- Direction: Restate all of the entries exactly, dropping any pictures they hold.

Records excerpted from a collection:
* * *

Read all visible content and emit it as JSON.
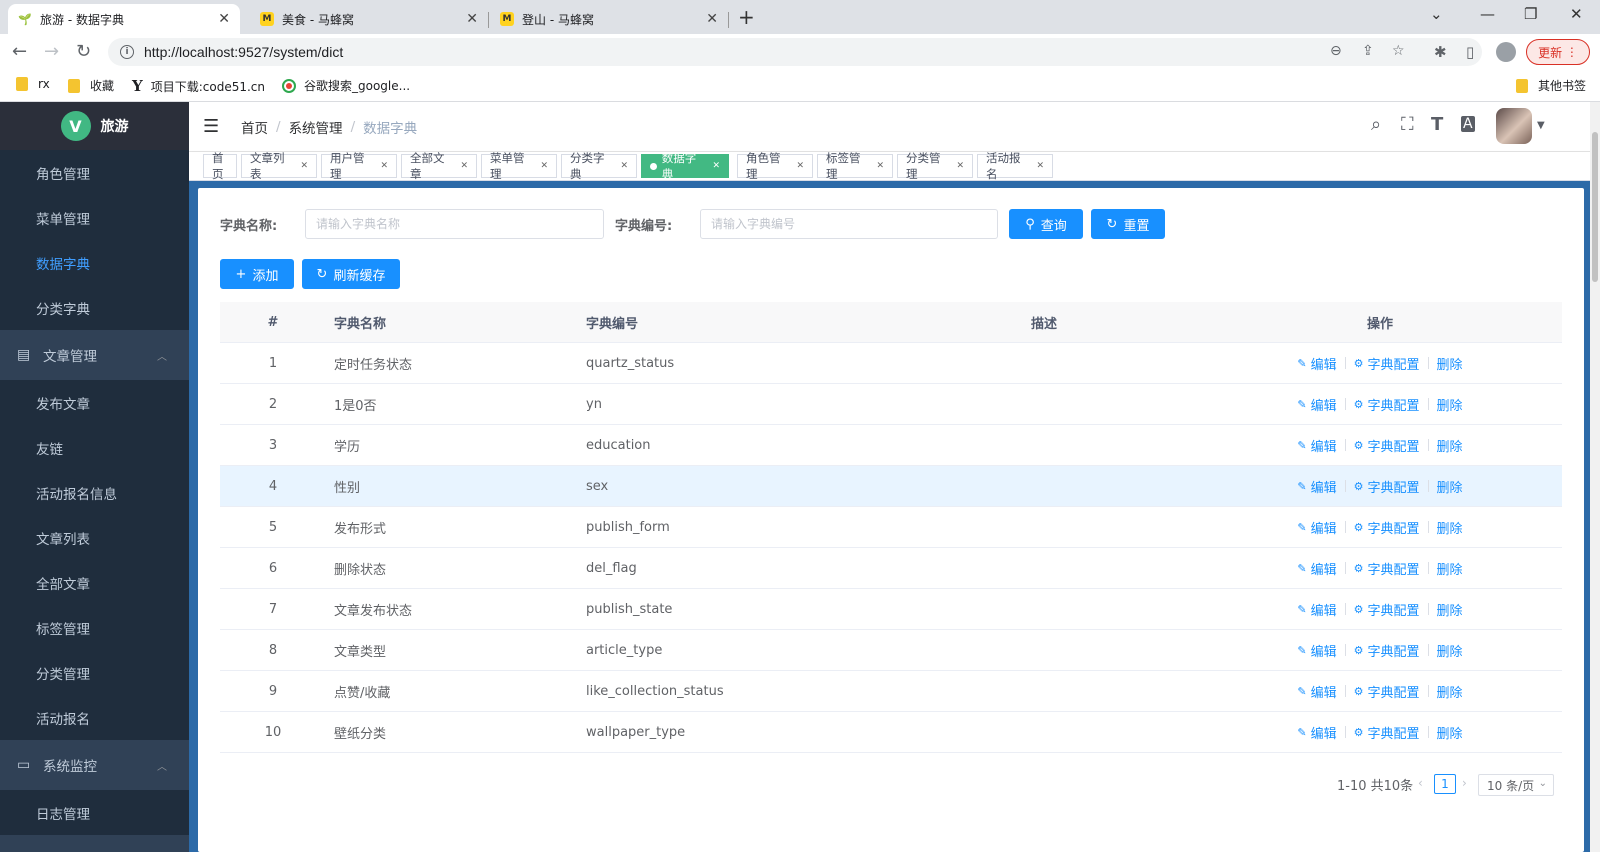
{
  "browser": {
    "tabs": [
      {
        "title": "旅游 - 数据字典",
        "active": true
      },
      {
        "title": "美食 - 马蜂窝",
        "active": false
      },
      {
        "title": "登山 - 马蜂窝",
        "active": false
      }
    ],
    "url": "http://localhost:9527/system/dict",
    "update_label": "更新",
    "bookmarks": [
      "rx",
      "收藏",
      "项目下载:code51.cn",
      "谷歌搜索_google..."
    ],
    "other_bookmarks": "其他书签"
  },
  "app": {
    "logo_letter": "V",
    "title": "旅游"
  },
  "sidebar": {
    "items": [
      {
        "label": "角色管理",
        "type": "item"
      },
      {
        "label": "菜单管理",
        "type": "item"
      },
      {
        "label": "数据字典",
        "type": "item",
        "active": true
      },
      {
        "label": "分类字典",
        "type": "item"
      },
      {
        "label": "文章管理",
        "type": "group"
      },
      {
        "label": "发布文章",
        "type": "item"
      },
      {
        "label": "友链",
        "type": "item"
      },
      {
        "label": "活动报名信息",
        "type": "item"
      },
      {
        "label": "文章列表",
        "type": "item"
      },
      {
        "label": "全部文章",
        "type": "item"
      },
      {
        "label": "标签管理",
        "type": "item"
      },
      {
        "label": "分类管理",
        "type": "item"
      },
      {
        "label": "活动报名",
        "type": "item"
      },
      {
        "label": "系统监控",
        "type": "group"
      },
      {
        "label": "日志管理",
        "type": "item"
      }
    ]
  },
  "breadcrumb": [
    "首页",
    "系统管理",
    "数据字典"
  ],
  "tags": [
    {
      "label": "首页",
      "closable": false
    },
    {
      "label": "文章列表",
      "closable": true
    },
    {
      "label": "用户管理",
      "closable": true
    },
    {
      "label": "全部文章",
      "closable": true
    },
    {
      "label": "菜单管理",
      "closable": true
    },
    {
      "label": "分类字典",
      "closable": true
    },
    {
      "label": "数据字典",
      "closable": true,
      "active": true
    },
    {
      "label": "角色管理",
      "closable": true
    },
    {
      "label": "标签管理",
      "closable": true
    },
    {
      "label": "分类管理",
      "closable": true
    },
    {
      "label": "活动报名",
      "closable": true
    }
  ],
  "search": {
    "name_label": "字典名称:",
    "name_placeholder": "请输入字典名称",
    "code_label": "字典编号:",
    "code_placeholder": "请输入字典编号",
    "query_label": "查询",
    "reset_label": "重置"
  },
  "toolbar": {
    "add_label": "添加",
    "refresh_label": "刷新缓存"
  },
  "table": {
    "columns": [
      "#",
      "字典名称",
      "字典编号",
      "描述",
      "操作"
    ],
    "rows": [
      {
        "idx": "1",
        "name": "定时任务状态",
        "code": "quartz_status",
        "desc": ""
      },
      {
        "idx": "2",
        "name": "1是0否",
        "code": "yn",
        "desc": ""
      },
      {
        "idx": "3",
        "name": "学历",
        "code": "education",
        "desc": ""
      },
      {
        "idx": "4",
        "name": "性别",
        "code": "sex",
        "desc": ""
      },
      {
        "idx": "5",
        "name": "发布形式",
        "code": "publish_form",
        "desc": ""
      },
      {
        "idx": "6",
        "name": "删除状态",
        "code": "del_flag",
        "desc": ""
      },
      {
        "idx": "7",
        "name": "文章发布状态",
        "code": "publish_state",
        "desc": ""
      },
      {
        "idx": "8",
        "name": "文章类型",
        "code": "article_type",
        "desc": ""
      },
      {
        "idx": "9",
        "name": "点赞/收藏",
        "code": "like_collection_status",
        "desc": ""
      },
      {
        "idx": "10",
        "name": "壁纸分类",
        "code": "wallpaper_type",
        "desc": ""
      }
    ],
    "highlighted_row": 3,
    "ops": {
      "edit": "编辑",
      "config": "字典配置",
      "delete": "删除"
    }
  },
  "pagination": {
    "summary": "1-10 共10条",
    "current_page": "1",
    "page_size": "10 条/页"
  },
  "colors": {
    "primary": "#1890ff",
    "sidebar_bg": "#304156",
    "sidebar_sub_bg": "#1f2d3d",
    "tag_active": "#42b983"
  }
}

* * *

- Result of this exercise:
Read all visible content and emit it as JSON.
{
  "browser": {
    "tabs": [
      {
        "title": "旅游 - 数据字典",
        "active": true
      },
      {
        "title": "美食 - 马蜂窝",
        "active": false
      },
      {
        "title": "登山 - 马蜂窝",
        "active": false
      }
    ],
    "url": "http://localhost:9527/system/dict",
    "update_label": "更新",
    "bookmarks": [
      "rx",
      "收藏",
      "项目下载:code51.cn",
      "谷歌搜索_google..."
    ],
    "other_bookmarks": "其他书签"
  },
  "app": {
    "logo_letter": "V",
    "title": "旅游"
  },
  "sidebar": {
    "items": [
      {
        "label": "角色管理",
        "type": "item"
      },
      {
        "label": "菜单管理",
        "type": "item"
      },
      {
        "label": "数据字典",
        "type": "item",
        "active": true
      },
      {
        "label": "分类字典",
        "type": "item"
      },
      {
        "label": "文章管理",
        "type": "group"
      },
      {
        "label": "发布文章",
        "type": "item"
      },
      {
        "label": "友链",
        "type": "item"
      },
      {
        "label": "活动报名信息",
        "type": "item"
      },
      {
        "label": "文章列表",
        "type": "item"
      },
      {
        "label": "全部文章",
        "type": "item"
      },
      {
        "label": "标签管理",
        "type": "item"
      },
      {
        "label": "分类管理",
        "type": "item"
      },
      {
        "label": "活动报名",
        "type": "item"
      },
      {
        "label": "系统监控",
        "type": "group"
      },
      {
        "label": "日志管理",
        "type": "item"
      }
    ]
  },
  "breadcrumb": [
    "首页",
    "系统管理",
    "数据字典"
  ],
  "tags": [
    {
      "label": "首页",
      "closable": false
    },
    {
      "label": "文章列表",
      "closable": true
    },
    {
      "label": "用户管理",
      "closable": true
    },
    {
      "label": "全部文章",
      "closable": true
    },
    {
      "label": "菜单管理",
      "closable": true
    },
    {
      "label": "分类字典",
      "closable": true
    },
    {
      "label": "数据字典",
      "closable": true,
      "active": true
    },
    {
      "label": "角色管理",
      "closable": true
    },
    {
      "label": "标签管理",
      "closable": true
    },
    {
      "label": "分类管理",
      "closable": true
    },
    {
      "label": "活动报名",
      "closable": true
    }
  ],
  "search": {
    "name_label": "字典名称:",
    "name_placeholder": "请输入字典名称",
    "code_label": "字典编号:",
    "code_placeholder": "请输入字典编号",
    "query_label": "查询",
    "reset_label": "重置"
  },
  "toolbar": {
    "add_label": "添加",
    "refresh_label": "刷新缓存"
  },
  "table": {
    "columns": [
      "#",
      "字典名称",
      "字典编号",
      "描述",
      "操作"
    ],
    "rows": [
      {
        "idx": "1",
        "name": "定时任务状态",
        "code": "quartz_status",
        "desc": ""
      },
      {
        "idx": "2",
        "name": "1是0否",
        "code": "yn",
        "desc": ""
      },
      {
        "idx": "3",
        "name": "学历",
        "code": "education",
        "desc": ""
      },
      {
        "idx": "4",
        "name": "性别",
        "code": "sex",
        "desc": ""
      },
      {
        "idx": "5",
        "name": "发布形式",
        "code": "publish_form",
        "desc": ""
      },
      {
        "idx": "6",
        "name": "删除状态",
        "code": "del_flag",
        "desc": ""
      },
      {
        "idx": "7",
        "name": "文章发布状态",
        "code": "publish_state",
        "desc": ""
      },
      {
        "idx": "8",
        "name": "文章类型",
        "code": "article_type",
        "desc": ""
      },
      {
        "idx": "9",
        "name": "点赞/收藏",
        "code": "like_collection_status",
        "desc": ""
      },
      {
        "idx": "10",
        "name": "壁纸分类",
        "code": "wallpaper_type",
        "desc": ""
      }
    ],
    "highlighted_row": 3,
    "ops": {
      "edit": "编辑",
      "config": "字典配置",
      "delete": "删除"
    }
  },
  "pagination": {
    "summary": "1-10 共10条",
    "current_page": "1",
    "page_size": "10 条/页"
  },
  "colors": {
    "primary": "#1890ff",
    "sidebar_bg": "#304156",
    "sidebar_sub_bg": "#1f2d3d",
    "tag_active": "#42b983"
  }
}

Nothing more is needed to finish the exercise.